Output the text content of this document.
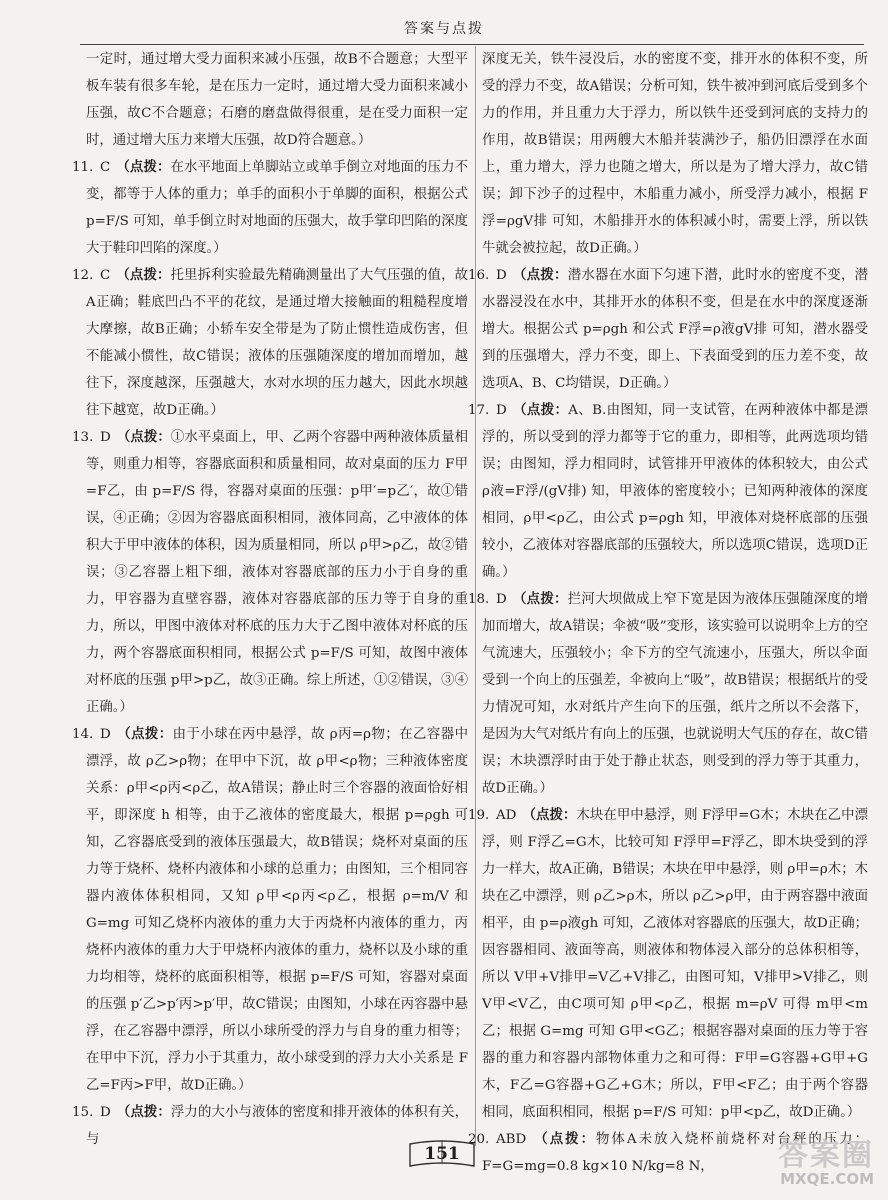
答案与点拨

一定时，通过增大受力面积来减小压强，故B不合题意；大型平板车装有很多车轮，是在压力一定时，通过增大受力面积来减小压强，故C不合题意；石磨的磨盘做得很重，是在受力面积一定时，通过增大压力来增大压强，故D符合题意。）

11. C （点拨：在水平地面上单脚站立或单手倒立对地面的压力不变，都等于人体的重力；单手的面积小于单脚的面积，根据公式 p=F/S 可知，单手倒立时对地面的压强大，故手掌印凹陷的深度大于鞋印凹陷的深度。）

12. C （点拨：托里拆利实验最先精确测量出了大气压强的值，故A正确；鞋底凹凸不平的花纹，是通过增大接触面的粗糙程度增大摩擦，故B正确；小轿车安全带是为了防止惯性造成伤害，但不能减小惯性，故C错误；液体的压强随深度的增加而增加，越往下，深度越深，压强越大，水对水坝的压力越大，因此水坝越往下越宽，故D正确。）

13. D （点拨：①水平桌面上，甲、乙两个容器中两种液体质量相等，则重力相等，容器底面积和质量相同，故对桌面的压力 F甲=F乙，由 p=F/S 得，容器对桌面的压强：p甲′=p乙′，故①错误，④正确；②因为容器底面积相同，液体同高，乙中液体的体积大于甲中液体的体积，因为质量相同，所以 ρ甲>ρ乙，故②错误；③乙容器上粗下细，液体对容器底部的压力小于自身的重力，甲容器为直壁容器，液体对容器底部的压力等于自身的重力，所以，甲图中液体对杯底的压力大于乙图中液体对杯底的压力，两个容器底面积相同，根据公式 p=F/S 可知，故图中液体对杯底的压强 p甲>p乙，故③正确。综上所述，①②错误，③④正确。）

14. D （点拨：由于小球在丙中悬浮，故 ρ丙=ρ物；在乙容器中漂浮，故 ρ乙>ρ物；在甲中下沉，故 ρ甲<ρ物；三种液体密度关系：ρ甲<ρ丙<ρ乙，故A错误；静止时三个容器的液面恰好相平，即深度 h 相等，由于乙液体的密度最大，根据 p=ρgh 可知，乙容器底受到的液体压强最大，故B错误；烧杯对桌面的压力等于烧杯、烧杯内液体和小球的总重力；由图知，三个相同容器内液体体积相同，又知 ρ甲<ρ丙<ρ乙，根据 ρ=m/V 和 G=mg 可知乙烧杯内液体的重力大于丙烧杯内液体的重力，丙烧杯内液体的重力大于甲烧杯内液体的重力，烧杯以及小球的重力均相等，烧杯的底面积相等，根据 p=F/S 可知，容器对桌面的压强 p′乙>p′丙>p′甲，故C错误；由图知，小球在丙容器中悬浮，在乙容器中漂浮，所以小球所受的浮力与自身的重力相等；在甲中下沉，浮力小于其重力，故小球受到的浮力大小关系是 F乙=F丙>F甲，故D正确。）

15. D （点拨：浮力的大小与液体的密度和排开液体的体积有关，与

深度无关，铁牛浸没后，水的密度不变，排开水的体积不变，所受的浮力不变，故A错误；分析可知，铁牛被冲到河底后受到多个力的作用，并且重力大于浮力，所以铁牛还受到河底的支持力的作用，故B错误；用两艘大木船并装满沙子，船仍旧漂浮在水面上，重力增大，浮力也随之增大，所以是为了增大浮力，故C错误；卸下沙子的过程中，木船重力减小，所受浮力减小，根据 F浮=ρgV排 可知，木船排开水的体积减小时，需要上浮，所以铁牛就会被拉起，故D正确。）

16. D （点拨：潜水器在水面下匀速下潜，此时水的密度不变，潜水器浸没在水中，其排开水的体积不变，但是在水中的深度逐渐增大。根据公式 p=ρgh 和公式 F浮=ρ液gV排 可知，潜水器受到的压强增大，浮力不变，即上、下表面受到的压力差不变，故选项A、B、C均错误，D正确。）

17. D （点拨：A、B.由图知，同一支试管，在两种液体中都是漂浮的，所以受到的浮力都等于它的重力，即相等，此两选项均错误；由图知，浮力相同时，试管排开甲液体的体积较大，由公式 ρ液=F浮/(gV排) 知，甲液体的密度较小；已知两种液体的深度相同，ρ甲<ρ乙，由公式 p=ρgh 知，甲液体对烧杯底部的压强较小，乙液体对容器底部的压强较大，所以选项C错误，选项D正确。）

18. D （点拨：拦河大坝做成上窄下宽是因为液体压强随深度的增加而增大，故A错误；伞被“吸”变形，该实验可以说明伞上方的空气流速大，压强较小；伞下方的空气流速小，压强大，所以伞面受到一个向上的压强差，伞被向上“吸”，故B错误；根据纸片的受力情况可知，水对纸片产生向下的压强，纸片之所以不会落下，是因为大气对纸片有向上的压强，也就说明大气压的存在，故C错误；木块漂浮时由于处于静止状态，则受到的浮力等于其重力，故D正确。）

19. AD （点拨：木块在甲中悬浮，则 F浮甲=G木；木块在乙中漂浮，则 F浮乙=G木，比较可知 F浮甲=F浮乙，即木块受到的浮力一样大，故A正确，B错误；木块在甲中悬浮，则 ρ甲=ρ木；木块在乙中漂浮，则 ρ乙>ρ木，所以 ρ乙>ρ甲，由于两容器中液面相平，由 p=ρ液gh 可知，乙液体对容器底的压强大，故D正确；因容器相同、液面等高，则液体和物体浸入部分的总体积相等，所以 V甲+V排甲=V乙+V排乙，由图可知，V排甲>V排乙，则 V甲<V乙，由C项可知 ρ甲<ρ乙，根据 m=ρV 可得 m甲<m乙；根据 G=mg 可知 G甲<G乙；根据容器对桌面的压力等于容器的重力和容器内部物体重力之和可得：F甲=G容器+G甲+G木，F乙=G容器+G乙+G木；所以，F甲<F乙；由于两个容器相同，底面积相同，根据 p=F/S 可知：p甲<p乙，故D正确。）

20. ABD （点拨：物体A未放入烧杯前烧杯对台秤的压力：F=G=mg=0.8 kg×10 N/kg=8 N，

151	答案圈
MXQE.COM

▸ **OBJECTIVE**:
Without the pictures, restate all the entries above exactly.

▸ **ANSWER TO THE EXERCISE**:
Output the text content of this document.
答案与点拨

一定时，通过增大受力面积来减小压强，故B不合题意；大型平板车装有很多车轮，是在压力一定时，通过增大受力面积来减小压强，故C不合题意；石磨的磨盘做得很重，是在受力面积一定时，通过增大压力来增大压强，故D符合题意。）

11. C （点拨：在水平地面上单脚站立或单手倒立对地面的压力不变，都等于人体的重力；单手的面积小于单脚的面积，根据公式 p=F/S 可知，单手倒立时对地面的压强大，故手掌印凹陷的深度大于鞋印凹陷的深度。）

12. C （点拨：托里拆利实验最先精确测量出了大气压强的值，故A正确；鞋底凹凸不平的花纹，是通过增大接触面的粗糙程度增大摩擦，故B正确；小轿车安全带是为了防止惯性造成伤害，但不能减小惯性，故C错误；液体的压强随深度的增加而增加，越往下，深度越深，压强越大，水对水坝的压力越大，因此水坝越往下越宽，故D正确。）

13. D （点拨：①水平桌面上，甲、乙两个容器中两种液体质量相等，则重力相等，容器底面积和质量相同，故对桌面的压力 F甲=F乙，由 p=F/S 得，容器对桌面的压强：p甲′=p乙′，故①错误，④正确；②因为容器底面积相同，液体同高，乙中液体的体积大于甲中液体的体积，因为质量相同，所以 ρ甲>ρ乙，故②错误；③乙容器上粗下细，液体对容器底部的压力小于自身的重力，甲容器为直壁容器，液体对容器底部的压力等于自身的重力，所以，甲图中液体对杯底的压力大于乙图中液体对杯底的压力，两个容器底面积相同，根据公式 p=F/S 可知，故图中液体对杯底的压强 p甲>p乙，故③正确。综上所述，①②错误，③④正确。）

14. D （点拨：由于小球在丙中悬浮，故 ρ丙=ρ物；在乙容器中漂浮，故 ρ乙>ρ物；在甲中下沉，故 ρ甲<ρ物；三种液体密度关系：ρ甲<ρ丙<ρ乙，故A错误；静止时三个容器的液面恰好相平，即深度 h 相等，由于乙液体的密度最大，根据 p=ρgh 可知，乙容器底受到的液体压强最大，故B错误；烧杯对桌面的压力等于烧杯、烧杯内液体和小球的总重力；由图知，三个相同容器内液体体积相同，又知 ρ甲<ρ丙<ρ乙，根据 ρ=m/V 和 G=mg 可知乙烧杯内液体的重力大于丙烧杯内液体的重力，丙烧杯内液体的重力大于甲烧杯内液体的重力，烧杯以及小球的重力均相等，烧杯的底面积相等，根据 p=F/S 可知，容器对桌面的压强 p′乙>p′丙>p′甲，故C错误；由图知，小球在丙容器中悬浮，在乙容器中漂浮，所以小球所受的浮力与自身的重力相等；在甲中下沉，浮力小于其重力，故小球受到的浮力大小关系是 F乙=F丙>F甲，故D正确。）

15. D （点拨：浮力的大小与液体的密度和排开液体的体积有关，与

深度无关，铁牛浸没后，水的密度不变，排开水的体积不变，所受的浮力不变，故A错误；分析可知，铁牛被冲到河底后受到多个力的作用，并且重力大于浮力，所以铁牛还受到河底的支持力的作用，故B错误；用两艘大木船并装满沙子，船仍旧漂浮在水面上，重力增大，浮力也随之增大，所以是为了增大浮力，故C错误；卸下沙子的过程中，木船重力减小，所受浮力减小，根据 F浮=ρgV排 可知，木船排开水的体积减小时，需要上浮，所以铁牛就会被拉起，故D正确。）

16. D （点拨：潜水器在水面下匀速下潜，此时水的密度不变，潜水器浸没在水中，其排开水的体积不变，但是在水中的深度逐渐增大。根据公式 p=ρgh 和公式 F浮=ρ液gV排 可知，潜水器受到的压强增大，浮力不变，即上、下表面受到的压力差不变，故选项A、B、C均错误，D正确。）

17. D （点拨：A、B.由图知，同一支试管，在两种液体中都是漂浮的，所以受到的浮力都等于它的重力，即相等，此两选项均错误；由图知，浮力相同时，试管排开甲液体的体积较大，由公式 ρ液=F浮/(gV排) 知，甲液体的密度较小；已知两种液体的深度相同，ρ甲<ρ乙，由公式 p=ρgh 知，甲液体对烧杯底部的压强较小，乙液体对容器底部的压强较大，所以选项C错误，选项D正确。）

18. D （点拨：拦河大坝做成上窄下宽是因为液体压强随深度的增加而增大，故A错误；伞被“吸”变形，该实验可以说明伞上方的空气流速大，压强较小；伞下方的空气流速小，压强大，所以伞面受到一个向上的压强差，伞被向上“吸”，故B错误；根据纸片的受力情况可知，水对纸片产生向下的压强，纸片之所以不会落下，是因为大气对纸片有向上的压强，也就说明大气压的存在，故C错误；木块漂浮时由于处于静止状态，则受到的浮力等于其重力，故D正确。）

19. AD （点拨：木块在甲中悬浮，则 F浮甲=G木；木块在乙中漂浮，则 F浮乙=G木，比较可知 F浮甲=F浮乙，即木块受到的浮力一样大，故A正确，B错误；木块在甲中悬浮，则 ρ甲=ρ木；木块在乙中漂浮，则 ρ乙>ρ木，所以 ρ乙>ρ甲，由于两容器中液面相平，由 p=ρ液gh 可知，乙液体对容器底的压强大，故D正确；因容器相同、液面等高，则液体和物体浸入部分的总体积相等，所以 V甲+V排甲=V乙+V排乙，由图可知，V排甲>V排乙，则 V甲<V乙，由C项可知 ρ甲<ρ乙，根据 m=ρV 可得 m甲<m乙；根据 G=mg 可知 G甲<G乙；根据容器对桌面的压力等于容器的重力和容器内部物体重力之和可得：F甲=G容器+G甲+G木，F乙=G容器+G乙+G木；所以，F甲<F乙；由于两个容器相同，底面积相同，根据 p=F/S 可知：p甲<p乙，故D正确。）

20. ABD （点拨：物体A未放入烧杯前烧杯对台秤的压力：F=G=mg=0.8 kg×10 N/kg=8 N，

151	答案圈
MXQE.COM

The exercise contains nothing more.